> _EXERCICES PROPOSÉS_:
**A)** D’après le texte sur le compteur Linky, pourquoi ce compteur devrait-il afficher la consommation en euros ? Répondez en une à trois phrases.
**B)** Veuillez réécrire sous forme de liste le paragraphe du texte sur le compteur Linky qui commence par « Des études, l’une en Allemagne », en conservant ses faits principaux.
**C)** Prolongez le texte sur le compteur Linky à partir de sa dernière phrase.

> _TEXTE EXTRAIT_:
____
L’usager doit donner son accord pour autoriser le GDR à transmettre les données au fournisseur d’électricité qui peut être n’importe qui depuis l’ouverture de la fourniture à la concurrence.

« Dans le cadre de l’article L. 337-3-1, ils garantissent aux fournisseurs la possibilité d’accéder aux données de comptage de consommation, en aval du compteur et en temps réel, sous réserve de l’accord du consommateur. »

Il aurait été beaucoup plus pertinent que l’usager puisse choisir lui-même de limiter l’accès au GDR à ses données détaillées sur place avec le risque d’avoir à payer un peu plus cher la relève traditionnelle de son compteur s’il ne voulait pas que ses données soient accessibles à distance.

4) Les insuffisances du compteur Linky

Des études, l’une en Allemagne et l’autre en France ont montré le peu d’intérêt en terme de contrôle supplémentaire de consommation (et donc d’économie) pour les particuliers, à peine supérieur au système des heures pleines-heures creuses actuel. L’impact « éducatif » auprès du public de ce compteur n’est pas encore démontré mais peut se développer car des expériences de meilleure maitrise des consommations ont déjà montré que les citoyens arrivaient à baisser de 11 à 13% leur consommation sans investir, juste en étant attentifs avec une formation rapide et une vigilance au foyer (voir le concours « familles à Energie Positive »). Une condition élémentaire est que ce type de compteur affiche la consommation en euros, car avec le développement prochain de tarifs différenciés en fonction du moment de la consommation, l’usager aura beaucoup de mal à être sensibilisé par la lecture des simples kWh.

Le compteur Linky est un des nombreux éléments de la future « Ville connectée », gisement « fabuleux » de recherche, de production et de profits nouveaux au service de la croissance industrielle et économique. Est-il pour autant le modèle d’avenir écologiquement responsable et généralisable au niveau de la planète ?

Aujourd’hui pas ou peu d’appareils peuvent être pilotés à distance par les protocoles utilisés par Linky. Va t’on encourager un renouvellement anticipé de l’électro-ménager et du chauffage électrique en créant un nouveau besoin ?

A l’avenir vont se développer des compteurs communicants pour l’eau, le gaz, le chauffage urbain et il aurait été beaucoup plus intéressant d’avoir un seul système de collecte de ces diverses informations. Or Linky ne peut pas servir à ce regroupement.

Par contre Linky a un intérêt pour le GDR pour mieux insérer les énergies renouvelables, identifier les problèmes et pertes en ligne du réseau, intervenir plus vite pour les régler… le gain étant estimé par l’ADEME à plusieurs TeraWattsheures/an.
____
> _DONNÉES AFFICHÉES_:

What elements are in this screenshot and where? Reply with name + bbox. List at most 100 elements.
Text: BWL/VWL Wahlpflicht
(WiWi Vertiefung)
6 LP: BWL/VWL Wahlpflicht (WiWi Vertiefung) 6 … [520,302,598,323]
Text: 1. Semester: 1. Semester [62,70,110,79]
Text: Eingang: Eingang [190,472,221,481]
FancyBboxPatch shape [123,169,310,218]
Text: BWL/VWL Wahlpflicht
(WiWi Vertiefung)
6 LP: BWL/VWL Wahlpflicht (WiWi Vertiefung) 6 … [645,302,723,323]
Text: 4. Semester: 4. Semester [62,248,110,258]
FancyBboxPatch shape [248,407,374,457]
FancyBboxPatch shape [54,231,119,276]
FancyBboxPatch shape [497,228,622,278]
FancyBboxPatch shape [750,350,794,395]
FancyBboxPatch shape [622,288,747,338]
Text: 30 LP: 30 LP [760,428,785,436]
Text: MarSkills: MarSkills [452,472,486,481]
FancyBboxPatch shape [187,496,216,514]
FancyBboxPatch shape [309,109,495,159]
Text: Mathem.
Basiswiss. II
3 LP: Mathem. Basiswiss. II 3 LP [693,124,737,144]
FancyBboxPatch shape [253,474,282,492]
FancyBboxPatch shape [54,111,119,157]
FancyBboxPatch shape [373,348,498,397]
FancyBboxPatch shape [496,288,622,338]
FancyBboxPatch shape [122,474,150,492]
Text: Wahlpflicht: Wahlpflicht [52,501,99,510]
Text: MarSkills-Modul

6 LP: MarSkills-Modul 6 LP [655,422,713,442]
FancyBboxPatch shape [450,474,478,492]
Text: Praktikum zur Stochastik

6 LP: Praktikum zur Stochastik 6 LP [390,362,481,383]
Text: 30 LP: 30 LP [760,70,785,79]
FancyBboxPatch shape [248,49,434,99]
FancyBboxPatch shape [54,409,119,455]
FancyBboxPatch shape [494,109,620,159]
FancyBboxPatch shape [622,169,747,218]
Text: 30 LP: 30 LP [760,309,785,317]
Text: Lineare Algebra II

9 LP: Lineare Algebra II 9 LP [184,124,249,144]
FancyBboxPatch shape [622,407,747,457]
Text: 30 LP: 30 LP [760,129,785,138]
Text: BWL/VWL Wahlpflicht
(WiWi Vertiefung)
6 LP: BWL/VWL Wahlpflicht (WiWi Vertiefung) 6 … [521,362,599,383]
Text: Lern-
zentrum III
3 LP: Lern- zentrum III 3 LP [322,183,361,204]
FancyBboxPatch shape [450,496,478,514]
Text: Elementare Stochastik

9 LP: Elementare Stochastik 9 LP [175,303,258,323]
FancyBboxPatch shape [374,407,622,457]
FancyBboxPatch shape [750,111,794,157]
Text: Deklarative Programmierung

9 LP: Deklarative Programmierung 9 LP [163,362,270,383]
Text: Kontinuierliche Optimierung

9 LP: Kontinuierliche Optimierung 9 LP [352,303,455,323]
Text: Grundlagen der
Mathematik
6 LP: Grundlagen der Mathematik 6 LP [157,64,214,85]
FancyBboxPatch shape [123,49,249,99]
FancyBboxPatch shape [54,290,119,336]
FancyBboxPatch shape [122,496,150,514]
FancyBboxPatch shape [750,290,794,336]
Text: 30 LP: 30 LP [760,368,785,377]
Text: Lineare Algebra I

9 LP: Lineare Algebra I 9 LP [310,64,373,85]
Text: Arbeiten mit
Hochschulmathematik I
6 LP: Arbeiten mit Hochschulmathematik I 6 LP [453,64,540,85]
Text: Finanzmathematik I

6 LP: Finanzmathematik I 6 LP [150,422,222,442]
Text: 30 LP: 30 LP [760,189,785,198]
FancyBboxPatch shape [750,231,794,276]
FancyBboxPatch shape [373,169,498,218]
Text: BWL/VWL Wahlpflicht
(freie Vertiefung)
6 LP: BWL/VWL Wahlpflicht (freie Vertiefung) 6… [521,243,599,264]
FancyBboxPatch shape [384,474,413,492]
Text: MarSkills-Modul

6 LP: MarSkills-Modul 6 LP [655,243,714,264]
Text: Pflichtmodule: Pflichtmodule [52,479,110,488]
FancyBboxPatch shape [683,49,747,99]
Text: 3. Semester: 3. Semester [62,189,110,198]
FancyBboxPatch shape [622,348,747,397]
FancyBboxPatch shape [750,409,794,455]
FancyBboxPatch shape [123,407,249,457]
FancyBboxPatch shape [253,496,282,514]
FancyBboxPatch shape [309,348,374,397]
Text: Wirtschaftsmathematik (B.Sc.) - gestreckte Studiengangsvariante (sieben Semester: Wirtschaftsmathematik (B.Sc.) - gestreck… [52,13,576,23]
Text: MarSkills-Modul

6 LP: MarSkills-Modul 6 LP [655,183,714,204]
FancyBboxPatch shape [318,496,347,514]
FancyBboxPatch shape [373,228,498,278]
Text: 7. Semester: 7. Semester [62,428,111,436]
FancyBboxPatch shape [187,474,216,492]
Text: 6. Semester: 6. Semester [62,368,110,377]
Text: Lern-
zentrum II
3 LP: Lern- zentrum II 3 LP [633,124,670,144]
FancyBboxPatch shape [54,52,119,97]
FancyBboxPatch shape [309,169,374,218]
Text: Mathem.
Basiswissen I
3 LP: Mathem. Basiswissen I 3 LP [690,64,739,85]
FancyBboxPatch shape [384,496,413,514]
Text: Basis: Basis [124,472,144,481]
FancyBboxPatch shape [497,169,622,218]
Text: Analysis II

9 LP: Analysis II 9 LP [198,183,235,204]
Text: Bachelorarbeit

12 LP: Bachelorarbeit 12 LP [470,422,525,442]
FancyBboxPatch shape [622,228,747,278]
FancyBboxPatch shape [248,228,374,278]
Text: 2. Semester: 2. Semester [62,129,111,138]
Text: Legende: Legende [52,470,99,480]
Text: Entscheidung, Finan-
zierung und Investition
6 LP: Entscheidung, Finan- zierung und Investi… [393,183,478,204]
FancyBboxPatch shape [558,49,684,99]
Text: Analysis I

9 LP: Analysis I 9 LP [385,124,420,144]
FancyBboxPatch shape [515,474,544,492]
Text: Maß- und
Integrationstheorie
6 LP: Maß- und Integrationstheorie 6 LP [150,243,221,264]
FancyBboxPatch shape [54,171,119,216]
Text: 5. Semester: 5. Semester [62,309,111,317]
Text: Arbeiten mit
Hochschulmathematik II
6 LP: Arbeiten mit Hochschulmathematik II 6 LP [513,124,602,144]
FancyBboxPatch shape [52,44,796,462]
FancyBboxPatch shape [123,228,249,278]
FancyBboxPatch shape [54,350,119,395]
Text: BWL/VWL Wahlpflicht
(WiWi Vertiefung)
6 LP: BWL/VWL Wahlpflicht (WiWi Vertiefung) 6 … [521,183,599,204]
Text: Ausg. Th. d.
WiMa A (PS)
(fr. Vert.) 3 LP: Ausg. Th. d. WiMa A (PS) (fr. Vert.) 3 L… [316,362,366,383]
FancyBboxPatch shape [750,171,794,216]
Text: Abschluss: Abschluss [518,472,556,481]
____
> _CORRIGÉS_:
**A)** Des tarifs différenciés selon le moment de la consommation vont bientôt se développer. L’usager aurait alors beaucoup de mal à être sensibilisé par la seule lecture des kWh. L’affichage en euros est donc présenté comme une condition élémentaire.

**B)**
- Deux études, l’une en Allemagne et l’autre en France, montrent que le compteur apporte peu aux particuliers pour contrôler leur consommation et donc économiser. Le gain est à peine supérieur à celui du système actuel heures pleines-heures creuses.
- Son impact « éducatif » sur le public n’est pas encore démontré, mais il peut se développer.
- Des expériences de meilleure maîtrise des consommations, comme le concours « familles à Energie Positive », montrent que les citoyens réduisent leur consommation de 11 à 13 % sans investir. Il leur suffit d’une formation rapide et d’une vigilance au foyer.
- Condition élémentaire : le compteur doit afficher la consommation en euros. Avec les futurs tarifs différenciés selon le moment de la consommation, la simple lecture des kWh sensibilisera mal l’usager.

**C)**
http://www.presse.ademe.fr/wp-content/uploads/2015/07/MAJ_AvisLinky_Vdef.pdf

5) Conclusion

L’ADES propose que la loi française soit revue en la rapprochant de la directive européenne, qu’une étude juridique soit menée pour savoir si une position à l’allemande est possible en France. L’Etat français devrait prendre appui sur la faculté ouverte par la Directive pour lancer une évaluation économique à long terme de l’implantation de tels compteurs et ensuite faire amender la loi.

En ce qui concerne le territoire de Grenoble, l’ADES demande que GEG s’engage à installer à l’avenir les compteurs en priorité sur les gros consommateurs et qu’une étude soit faite pour voir s’il ne serait pas possible de développer un compteur plus intelligent que Linky, grâce aux compétences technologiques qui existent dans le bassin grenoblois : avec une protection des données efficaces, dont l’usager garde le choix de les transmettre ou pas et sous quelles conditions. Par ailleurs les nouveaux compteurs doivent permettre de proposer aux consommateurs de nouveaux services de maitrise de l’énergie et/ou de priorité aux énergies renouvelables dans le mix énergétique consommé par chacun.

C’est ainsi que l’on pourrait démontrer en continu que les compteurs dits intelligents sont un bon outil, ou un outil indispensable pour assurer la transition énergétique qu’il est urgent de mettre en musique car nos sociétés prennent du retard dans les politiques de maîtrise de l’énergie et dans la lutte contre les émissions de gaz à effet de serre. Rien ne se fera sans une mobilisation et une formation des consommateurs et les solutions technologiques ne fonctionneront que si elles sont prises en main par les utilisateurs eux-mêmes.